Supplied records
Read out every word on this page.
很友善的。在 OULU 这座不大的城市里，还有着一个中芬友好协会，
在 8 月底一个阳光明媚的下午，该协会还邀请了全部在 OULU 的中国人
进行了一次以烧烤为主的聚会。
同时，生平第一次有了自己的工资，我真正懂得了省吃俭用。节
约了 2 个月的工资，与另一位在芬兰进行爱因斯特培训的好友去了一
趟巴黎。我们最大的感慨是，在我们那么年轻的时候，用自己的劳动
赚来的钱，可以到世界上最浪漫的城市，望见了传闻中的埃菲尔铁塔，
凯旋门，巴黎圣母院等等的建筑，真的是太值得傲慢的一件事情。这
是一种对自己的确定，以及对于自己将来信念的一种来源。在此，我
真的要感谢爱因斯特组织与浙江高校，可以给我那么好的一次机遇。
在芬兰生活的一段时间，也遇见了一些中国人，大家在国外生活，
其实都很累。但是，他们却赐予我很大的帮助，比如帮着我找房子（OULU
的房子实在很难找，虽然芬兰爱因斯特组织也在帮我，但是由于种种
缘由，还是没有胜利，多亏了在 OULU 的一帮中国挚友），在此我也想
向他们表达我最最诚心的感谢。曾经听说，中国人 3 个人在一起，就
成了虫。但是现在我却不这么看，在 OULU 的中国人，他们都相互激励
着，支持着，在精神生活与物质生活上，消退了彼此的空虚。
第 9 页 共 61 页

What you need to do
Scan the material above for the string "的中国人" and return the lines that hold it.

Expected answer
在 8 月底一个阳光明媚的下午，该协会还邀请了全部在 OULU 的中国人
成了虫。但是现在我却不这么看，在 OULU 的中国人，他们都相互激励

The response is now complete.